- Exercise
Keep every line where the word "Hudson" appears; drop the rest.

Excerpt from a dataset
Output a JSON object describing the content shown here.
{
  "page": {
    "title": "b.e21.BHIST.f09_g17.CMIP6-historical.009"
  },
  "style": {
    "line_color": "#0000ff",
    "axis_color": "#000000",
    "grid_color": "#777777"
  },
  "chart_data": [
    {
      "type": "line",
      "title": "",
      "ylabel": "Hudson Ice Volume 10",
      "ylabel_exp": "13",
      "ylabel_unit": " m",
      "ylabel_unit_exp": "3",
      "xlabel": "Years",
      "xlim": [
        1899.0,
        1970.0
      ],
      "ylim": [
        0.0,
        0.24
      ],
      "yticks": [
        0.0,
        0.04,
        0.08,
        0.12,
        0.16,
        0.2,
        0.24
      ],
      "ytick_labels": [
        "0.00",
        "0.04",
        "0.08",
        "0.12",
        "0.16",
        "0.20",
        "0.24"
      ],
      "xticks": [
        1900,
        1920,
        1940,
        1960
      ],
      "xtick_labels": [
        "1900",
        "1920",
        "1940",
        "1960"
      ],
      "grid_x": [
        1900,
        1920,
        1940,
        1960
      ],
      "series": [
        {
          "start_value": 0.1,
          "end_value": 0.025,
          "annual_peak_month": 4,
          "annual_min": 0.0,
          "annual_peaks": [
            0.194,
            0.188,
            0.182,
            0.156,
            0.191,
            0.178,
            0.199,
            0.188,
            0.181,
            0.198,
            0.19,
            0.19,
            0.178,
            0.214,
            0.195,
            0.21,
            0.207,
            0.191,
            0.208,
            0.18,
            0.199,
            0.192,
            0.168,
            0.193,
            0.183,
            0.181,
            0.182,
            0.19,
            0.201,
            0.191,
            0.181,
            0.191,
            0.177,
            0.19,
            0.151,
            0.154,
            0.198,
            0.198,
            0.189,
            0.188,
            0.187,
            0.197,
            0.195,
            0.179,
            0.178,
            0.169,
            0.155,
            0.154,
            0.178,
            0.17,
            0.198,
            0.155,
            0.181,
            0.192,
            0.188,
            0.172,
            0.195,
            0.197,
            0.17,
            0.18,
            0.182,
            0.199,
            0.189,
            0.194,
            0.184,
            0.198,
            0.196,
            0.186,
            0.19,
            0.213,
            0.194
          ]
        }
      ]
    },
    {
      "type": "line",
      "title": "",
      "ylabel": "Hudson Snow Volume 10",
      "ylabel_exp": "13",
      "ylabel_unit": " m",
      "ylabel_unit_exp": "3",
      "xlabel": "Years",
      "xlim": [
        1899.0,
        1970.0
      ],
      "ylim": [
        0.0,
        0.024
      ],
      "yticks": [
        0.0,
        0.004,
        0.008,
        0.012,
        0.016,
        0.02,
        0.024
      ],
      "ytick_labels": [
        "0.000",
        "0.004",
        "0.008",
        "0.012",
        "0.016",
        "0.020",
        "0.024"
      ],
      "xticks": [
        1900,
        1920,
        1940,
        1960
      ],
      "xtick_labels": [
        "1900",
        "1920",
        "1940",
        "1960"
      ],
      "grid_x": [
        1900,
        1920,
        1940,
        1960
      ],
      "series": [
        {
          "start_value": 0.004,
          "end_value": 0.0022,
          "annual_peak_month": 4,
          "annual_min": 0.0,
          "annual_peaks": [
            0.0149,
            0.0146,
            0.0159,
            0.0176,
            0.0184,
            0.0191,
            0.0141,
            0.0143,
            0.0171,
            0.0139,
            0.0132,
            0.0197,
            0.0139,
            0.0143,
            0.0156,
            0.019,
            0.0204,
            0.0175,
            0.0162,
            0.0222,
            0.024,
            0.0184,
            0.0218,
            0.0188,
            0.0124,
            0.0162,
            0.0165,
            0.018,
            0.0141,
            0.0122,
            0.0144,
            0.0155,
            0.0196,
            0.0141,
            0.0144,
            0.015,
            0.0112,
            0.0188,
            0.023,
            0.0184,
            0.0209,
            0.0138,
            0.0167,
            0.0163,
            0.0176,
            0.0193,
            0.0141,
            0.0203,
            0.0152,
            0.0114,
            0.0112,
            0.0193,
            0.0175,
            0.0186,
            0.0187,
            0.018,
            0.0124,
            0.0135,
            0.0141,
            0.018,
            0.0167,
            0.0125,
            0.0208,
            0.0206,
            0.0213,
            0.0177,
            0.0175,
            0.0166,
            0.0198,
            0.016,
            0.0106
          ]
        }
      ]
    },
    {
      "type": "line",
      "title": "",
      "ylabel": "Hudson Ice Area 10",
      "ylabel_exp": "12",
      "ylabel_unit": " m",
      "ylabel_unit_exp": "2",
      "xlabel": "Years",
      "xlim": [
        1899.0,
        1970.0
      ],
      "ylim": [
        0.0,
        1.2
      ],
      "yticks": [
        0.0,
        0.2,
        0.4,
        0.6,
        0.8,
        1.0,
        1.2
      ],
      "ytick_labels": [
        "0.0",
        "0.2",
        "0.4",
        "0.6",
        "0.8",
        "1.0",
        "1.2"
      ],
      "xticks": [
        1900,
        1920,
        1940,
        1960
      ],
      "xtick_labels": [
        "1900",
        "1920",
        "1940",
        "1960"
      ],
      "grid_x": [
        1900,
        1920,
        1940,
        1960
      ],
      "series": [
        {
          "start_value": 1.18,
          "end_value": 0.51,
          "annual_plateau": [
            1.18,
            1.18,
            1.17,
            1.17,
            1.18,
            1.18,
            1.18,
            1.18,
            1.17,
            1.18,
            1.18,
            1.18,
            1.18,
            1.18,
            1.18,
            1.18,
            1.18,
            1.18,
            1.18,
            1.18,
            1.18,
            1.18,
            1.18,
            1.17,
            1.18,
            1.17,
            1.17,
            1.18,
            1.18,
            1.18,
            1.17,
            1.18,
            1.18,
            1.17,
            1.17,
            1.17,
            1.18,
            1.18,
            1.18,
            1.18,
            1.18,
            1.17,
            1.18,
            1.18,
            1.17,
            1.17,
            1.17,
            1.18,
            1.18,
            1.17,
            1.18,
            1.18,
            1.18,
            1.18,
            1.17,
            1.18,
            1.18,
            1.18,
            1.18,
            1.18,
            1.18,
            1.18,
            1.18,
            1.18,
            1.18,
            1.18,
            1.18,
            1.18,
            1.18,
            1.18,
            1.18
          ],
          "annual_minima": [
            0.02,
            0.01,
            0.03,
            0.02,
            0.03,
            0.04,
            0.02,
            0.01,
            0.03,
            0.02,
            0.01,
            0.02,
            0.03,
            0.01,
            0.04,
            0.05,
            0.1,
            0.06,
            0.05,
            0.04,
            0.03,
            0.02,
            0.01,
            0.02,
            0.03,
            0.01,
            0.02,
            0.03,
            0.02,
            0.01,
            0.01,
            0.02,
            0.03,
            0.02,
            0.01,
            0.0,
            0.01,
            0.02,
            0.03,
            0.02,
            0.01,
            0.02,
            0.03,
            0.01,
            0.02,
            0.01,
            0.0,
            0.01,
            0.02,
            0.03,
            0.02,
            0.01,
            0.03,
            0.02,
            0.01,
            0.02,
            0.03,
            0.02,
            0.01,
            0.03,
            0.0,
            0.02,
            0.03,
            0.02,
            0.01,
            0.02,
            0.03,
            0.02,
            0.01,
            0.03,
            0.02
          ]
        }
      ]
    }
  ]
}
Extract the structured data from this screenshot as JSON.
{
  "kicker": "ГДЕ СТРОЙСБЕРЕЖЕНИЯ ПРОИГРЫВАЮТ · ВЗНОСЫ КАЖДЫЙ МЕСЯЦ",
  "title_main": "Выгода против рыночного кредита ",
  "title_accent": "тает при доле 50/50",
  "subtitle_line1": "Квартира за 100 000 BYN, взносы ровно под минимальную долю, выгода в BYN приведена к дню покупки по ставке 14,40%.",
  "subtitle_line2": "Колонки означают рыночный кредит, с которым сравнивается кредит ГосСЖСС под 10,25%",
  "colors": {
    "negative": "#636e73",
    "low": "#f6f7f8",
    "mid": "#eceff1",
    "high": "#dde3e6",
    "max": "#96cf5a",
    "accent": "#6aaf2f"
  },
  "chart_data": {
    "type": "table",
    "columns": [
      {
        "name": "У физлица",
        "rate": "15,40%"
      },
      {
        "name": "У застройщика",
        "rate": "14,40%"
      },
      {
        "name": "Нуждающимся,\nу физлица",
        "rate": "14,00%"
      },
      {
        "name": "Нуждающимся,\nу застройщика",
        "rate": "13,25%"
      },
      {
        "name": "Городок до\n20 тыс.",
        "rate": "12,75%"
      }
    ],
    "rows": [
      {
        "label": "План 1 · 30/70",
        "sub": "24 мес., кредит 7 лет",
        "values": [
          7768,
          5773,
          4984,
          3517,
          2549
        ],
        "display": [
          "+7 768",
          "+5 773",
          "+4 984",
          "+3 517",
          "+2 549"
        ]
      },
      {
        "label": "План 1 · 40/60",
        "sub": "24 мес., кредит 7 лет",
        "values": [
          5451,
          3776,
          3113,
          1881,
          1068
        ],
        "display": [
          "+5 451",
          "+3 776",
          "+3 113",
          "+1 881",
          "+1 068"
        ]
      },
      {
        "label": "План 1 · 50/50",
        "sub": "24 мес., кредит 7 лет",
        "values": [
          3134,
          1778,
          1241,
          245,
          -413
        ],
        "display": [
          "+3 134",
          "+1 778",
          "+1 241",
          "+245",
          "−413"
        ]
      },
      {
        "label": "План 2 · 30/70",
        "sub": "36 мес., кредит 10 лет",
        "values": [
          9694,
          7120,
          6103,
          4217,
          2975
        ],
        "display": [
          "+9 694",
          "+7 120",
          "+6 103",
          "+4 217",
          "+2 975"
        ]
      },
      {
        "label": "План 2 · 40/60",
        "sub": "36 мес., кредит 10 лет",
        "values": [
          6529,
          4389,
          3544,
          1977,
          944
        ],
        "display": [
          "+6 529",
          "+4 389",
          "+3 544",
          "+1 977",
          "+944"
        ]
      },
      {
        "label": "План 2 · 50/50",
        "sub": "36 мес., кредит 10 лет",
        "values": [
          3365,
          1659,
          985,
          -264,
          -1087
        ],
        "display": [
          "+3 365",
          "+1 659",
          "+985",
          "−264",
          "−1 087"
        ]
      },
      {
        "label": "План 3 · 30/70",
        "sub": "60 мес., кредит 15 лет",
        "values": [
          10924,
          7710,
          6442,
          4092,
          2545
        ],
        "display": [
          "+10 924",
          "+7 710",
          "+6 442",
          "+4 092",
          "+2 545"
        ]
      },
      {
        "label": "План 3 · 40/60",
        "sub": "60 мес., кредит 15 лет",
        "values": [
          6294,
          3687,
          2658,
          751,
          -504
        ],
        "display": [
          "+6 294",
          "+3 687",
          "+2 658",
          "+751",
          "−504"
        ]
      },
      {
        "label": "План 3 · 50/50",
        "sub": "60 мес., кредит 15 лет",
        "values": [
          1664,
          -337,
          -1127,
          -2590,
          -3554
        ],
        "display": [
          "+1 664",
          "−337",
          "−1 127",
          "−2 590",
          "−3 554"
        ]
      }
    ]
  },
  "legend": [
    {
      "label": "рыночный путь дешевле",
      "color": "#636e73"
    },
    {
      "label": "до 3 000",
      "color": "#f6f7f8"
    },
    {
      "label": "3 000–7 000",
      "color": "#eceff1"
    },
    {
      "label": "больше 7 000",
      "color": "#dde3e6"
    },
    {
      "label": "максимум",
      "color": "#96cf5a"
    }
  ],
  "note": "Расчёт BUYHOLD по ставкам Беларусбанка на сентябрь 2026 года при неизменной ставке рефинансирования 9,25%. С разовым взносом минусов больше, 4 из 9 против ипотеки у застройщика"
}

- Task response
      "ylabel": "Hudson Ice Volume 10",
      "ylabel": "Hudson Snow Volume 10",
      "ylabel": "Hudson Ice Area 10",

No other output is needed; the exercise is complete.